• _Exercise brief_: Copy without any change every line from the one containing "Decompose this screenshot" up to and including the one containing "x-axis-label: Day of".

## start Record set

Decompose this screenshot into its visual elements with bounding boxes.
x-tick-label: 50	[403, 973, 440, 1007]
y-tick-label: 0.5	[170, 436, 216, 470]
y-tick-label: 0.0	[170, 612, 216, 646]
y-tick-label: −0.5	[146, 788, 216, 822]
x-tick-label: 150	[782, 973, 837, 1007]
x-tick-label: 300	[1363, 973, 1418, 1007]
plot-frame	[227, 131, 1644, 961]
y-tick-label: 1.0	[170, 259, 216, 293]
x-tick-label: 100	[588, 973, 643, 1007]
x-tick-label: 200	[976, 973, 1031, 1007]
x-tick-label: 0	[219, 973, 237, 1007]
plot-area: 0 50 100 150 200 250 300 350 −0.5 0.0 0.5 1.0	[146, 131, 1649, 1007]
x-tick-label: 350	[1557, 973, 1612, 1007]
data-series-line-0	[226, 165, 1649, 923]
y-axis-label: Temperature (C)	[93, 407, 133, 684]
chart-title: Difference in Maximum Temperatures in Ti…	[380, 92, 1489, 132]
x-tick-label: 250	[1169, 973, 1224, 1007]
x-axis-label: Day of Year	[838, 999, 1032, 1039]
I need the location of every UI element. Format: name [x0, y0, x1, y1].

## end Record set
## start Record set

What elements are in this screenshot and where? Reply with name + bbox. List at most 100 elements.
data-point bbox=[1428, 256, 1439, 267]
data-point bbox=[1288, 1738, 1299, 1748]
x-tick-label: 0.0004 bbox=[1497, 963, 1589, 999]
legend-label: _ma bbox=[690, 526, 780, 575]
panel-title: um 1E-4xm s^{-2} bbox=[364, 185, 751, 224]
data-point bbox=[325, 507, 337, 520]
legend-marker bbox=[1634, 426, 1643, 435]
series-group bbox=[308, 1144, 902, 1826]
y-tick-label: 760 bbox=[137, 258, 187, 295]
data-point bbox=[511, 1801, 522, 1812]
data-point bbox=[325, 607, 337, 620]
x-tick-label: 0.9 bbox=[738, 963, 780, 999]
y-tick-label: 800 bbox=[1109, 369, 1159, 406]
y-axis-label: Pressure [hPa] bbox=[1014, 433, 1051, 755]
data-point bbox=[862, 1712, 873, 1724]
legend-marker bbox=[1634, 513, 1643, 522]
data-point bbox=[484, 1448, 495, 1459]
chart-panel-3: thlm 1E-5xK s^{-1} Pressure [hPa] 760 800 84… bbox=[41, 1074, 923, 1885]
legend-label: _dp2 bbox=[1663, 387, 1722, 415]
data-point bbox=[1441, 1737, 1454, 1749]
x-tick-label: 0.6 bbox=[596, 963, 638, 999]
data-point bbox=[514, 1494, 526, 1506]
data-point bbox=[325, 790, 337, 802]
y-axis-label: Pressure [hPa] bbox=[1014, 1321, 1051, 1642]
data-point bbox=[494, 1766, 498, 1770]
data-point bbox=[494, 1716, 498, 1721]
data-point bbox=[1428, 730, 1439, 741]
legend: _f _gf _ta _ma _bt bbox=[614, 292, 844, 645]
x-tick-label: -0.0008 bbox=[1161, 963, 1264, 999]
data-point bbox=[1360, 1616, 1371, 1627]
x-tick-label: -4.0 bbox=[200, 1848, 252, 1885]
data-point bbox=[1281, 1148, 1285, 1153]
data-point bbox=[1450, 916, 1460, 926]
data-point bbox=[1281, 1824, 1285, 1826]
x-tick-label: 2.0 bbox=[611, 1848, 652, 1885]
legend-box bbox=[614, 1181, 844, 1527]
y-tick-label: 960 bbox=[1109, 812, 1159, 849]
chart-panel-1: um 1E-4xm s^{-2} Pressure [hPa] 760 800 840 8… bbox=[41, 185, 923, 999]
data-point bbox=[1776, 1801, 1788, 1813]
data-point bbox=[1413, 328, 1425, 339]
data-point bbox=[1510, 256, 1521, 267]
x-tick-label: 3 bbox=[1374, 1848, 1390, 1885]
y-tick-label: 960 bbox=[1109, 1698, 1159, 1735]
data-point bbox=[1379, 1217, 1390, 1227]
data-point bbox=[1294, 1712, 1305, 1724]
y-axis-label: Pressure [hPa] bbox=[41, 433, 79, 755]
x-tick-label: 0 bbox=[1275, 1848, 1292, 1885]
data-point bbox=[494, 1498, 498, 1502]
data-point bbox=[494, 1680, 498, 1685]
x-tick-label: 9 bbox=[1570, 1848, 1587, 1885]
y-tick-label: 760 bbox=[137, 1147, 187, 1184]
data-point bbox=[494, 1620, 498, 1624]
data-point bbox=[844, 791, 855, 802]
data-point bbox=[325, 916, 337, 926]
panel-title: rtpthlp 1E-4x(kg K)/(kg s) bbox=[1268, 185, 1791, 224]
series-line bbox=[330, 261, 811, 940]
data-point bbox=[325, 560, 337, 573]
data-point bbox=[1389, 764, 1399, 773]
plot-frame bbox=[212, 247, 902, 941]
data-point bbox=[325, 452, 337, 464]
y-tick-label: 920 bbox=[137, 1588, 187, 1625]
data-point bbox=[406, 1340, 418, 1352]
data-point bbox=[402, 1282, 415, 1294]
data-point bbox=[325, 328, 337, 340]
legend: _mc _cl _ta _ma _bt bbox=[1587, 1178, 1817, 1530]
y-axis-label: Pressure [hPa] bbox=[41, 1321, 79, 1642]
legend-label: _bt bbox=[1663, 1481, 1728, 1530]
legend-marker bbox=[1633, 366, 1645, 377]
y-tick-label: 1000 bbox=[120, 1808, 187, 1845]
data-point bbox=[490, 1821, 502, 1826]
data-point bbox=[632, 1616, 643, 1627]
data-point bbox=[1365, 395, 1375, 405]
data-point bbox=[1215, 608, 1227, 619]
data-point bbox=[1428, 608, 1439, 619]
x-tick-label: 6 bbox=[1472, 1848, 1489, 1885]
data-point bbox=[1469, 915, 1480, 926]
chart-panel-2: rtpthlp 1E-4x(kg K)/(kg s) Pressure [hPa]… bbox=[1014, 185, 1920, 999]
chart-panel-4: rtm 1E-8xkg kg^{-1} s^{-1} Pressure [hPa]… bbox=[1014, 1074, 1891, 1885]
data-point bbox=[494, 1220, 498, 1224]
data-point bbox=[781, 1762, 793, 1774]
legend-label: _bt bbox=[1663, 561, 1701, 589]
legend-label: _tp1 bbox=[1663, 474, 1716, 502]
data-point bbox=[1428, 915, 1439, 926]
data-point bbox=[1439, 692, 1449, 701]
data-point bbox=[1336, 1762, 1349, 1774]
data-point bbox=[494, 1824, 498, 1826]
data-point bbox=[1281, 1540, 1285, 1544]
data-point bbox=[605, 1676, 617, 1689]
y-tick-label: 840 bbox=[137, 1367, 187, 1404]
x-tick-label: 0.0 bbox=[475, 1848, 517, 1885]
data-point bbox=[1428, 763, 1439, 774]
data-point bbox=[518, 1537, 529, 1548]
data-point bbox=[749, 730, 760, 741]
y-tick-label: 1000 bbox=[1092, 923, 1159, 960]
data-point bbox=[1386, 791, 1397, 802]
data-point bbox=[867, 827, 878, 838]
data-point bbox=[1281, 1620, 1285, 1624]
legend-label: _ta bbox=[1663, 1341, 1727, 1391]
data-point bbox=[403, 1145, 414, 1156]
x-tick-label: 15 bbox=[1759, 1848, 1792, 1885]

## end Record set

• _Completed exercise_:
Decompose this screenshot into its visual elements with bounding boxes.
x-tick-label: 50	[403, 973, 440, 1007]
y-tick-label: 0.5	[170, 436, 216, 470]
y-tick-label: 0.0	[170, 612, 216, 646]
y-tick-label: −0.5	[146, 788, 216, 822]
x-tick-label: 150	[782, 973, 837, 1007]
x-tick-label: 300	[1363, 973, 1418, 1007]
plot-frame	[227, 131, 1644, 961]
y-tick-label: 1.0	[170, 259, 216, 293]
x-tick-label: 100	[588, 973, 643, 1007]
x-tick-label: 200	[976, 973, 1031, 1007]
x-tick-label: 0	[219, 973, 237, 1007]
plot-area: 0 50 100 150 200 250 300 350 −0.5 0.0 0.5 1.0	[146, 131, 1649, 1007]
x-tick-label: 350	[1557, 973, 1612, 1007]
data-series-line-0	[226, 165, 1649, 923]
y-axis-label: Temperature (C)	[93, 407, 133, 684]
chart-title: Difference in Maximum Temperatures in Ti…	[380, 92, 1489, 132]
x-tick-label: 250	[1169, 973, 1224, 1007]
x-axis-label: Day of Year	[838, 999, 1032, 1039]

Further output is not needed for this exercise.